Stated exercise. For each line that holds "answer", copy the line out.

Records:
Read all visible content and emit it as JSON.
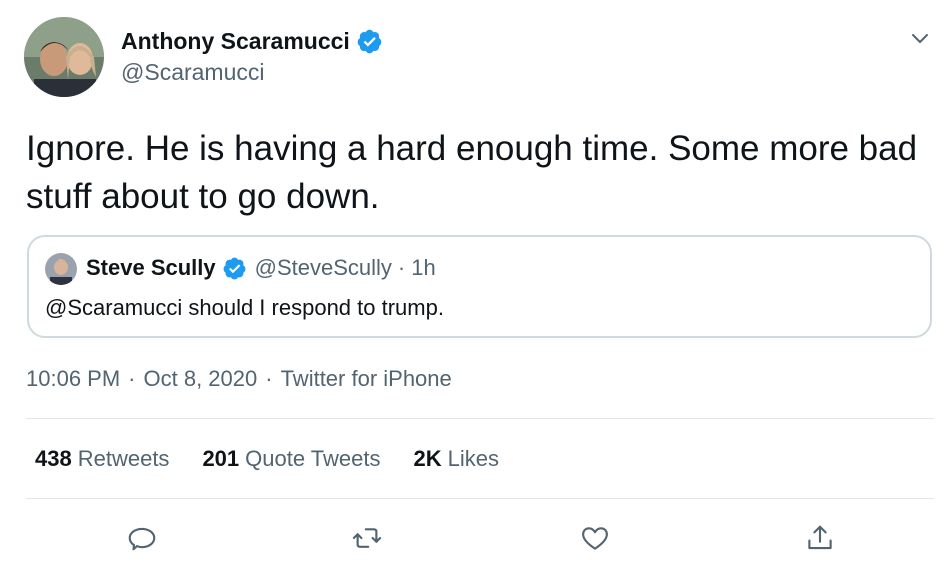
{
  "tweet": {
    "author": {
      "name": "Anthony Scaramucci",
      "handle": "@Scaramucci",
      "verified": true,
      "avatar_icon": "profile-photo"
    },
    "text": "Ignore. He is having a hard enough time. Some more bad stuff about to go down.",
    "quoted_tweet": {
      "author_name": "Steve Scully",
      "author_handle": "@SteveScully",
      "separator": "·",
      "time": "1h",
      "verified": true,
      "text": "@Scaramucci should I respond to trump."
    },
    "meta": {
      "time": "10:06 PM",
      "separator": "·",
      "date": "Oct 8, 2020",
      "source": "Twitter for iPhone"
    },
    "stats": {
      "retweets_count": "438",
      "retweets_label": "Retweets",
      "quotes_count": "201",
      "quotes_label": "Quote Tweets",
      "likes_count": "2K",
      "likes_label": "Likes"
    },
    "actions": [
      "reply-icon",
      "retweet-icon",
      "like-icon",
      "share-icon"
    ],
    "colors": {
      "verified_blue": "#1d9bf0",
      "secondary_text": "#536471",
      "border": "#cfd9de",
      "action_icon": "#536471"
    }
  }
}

* * *

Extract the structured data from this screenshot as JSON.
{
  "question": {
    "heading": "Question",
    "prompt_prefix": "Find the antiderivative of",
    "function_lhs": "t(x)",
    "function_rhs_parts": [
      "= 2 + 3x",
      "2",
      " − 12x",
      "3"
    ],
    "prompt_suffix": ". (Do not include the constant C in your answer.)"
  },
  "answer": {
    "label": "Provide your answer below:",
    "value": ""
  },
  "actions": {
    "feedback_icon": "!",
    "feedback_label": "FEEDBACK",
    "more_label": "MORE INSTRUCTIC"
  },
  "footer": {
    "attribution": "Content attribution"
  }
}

The response.
    "prompt_suffix": ". (Do not include the constant C in your answer.)"
  "answer": {
    "label": "Provide your answer below:",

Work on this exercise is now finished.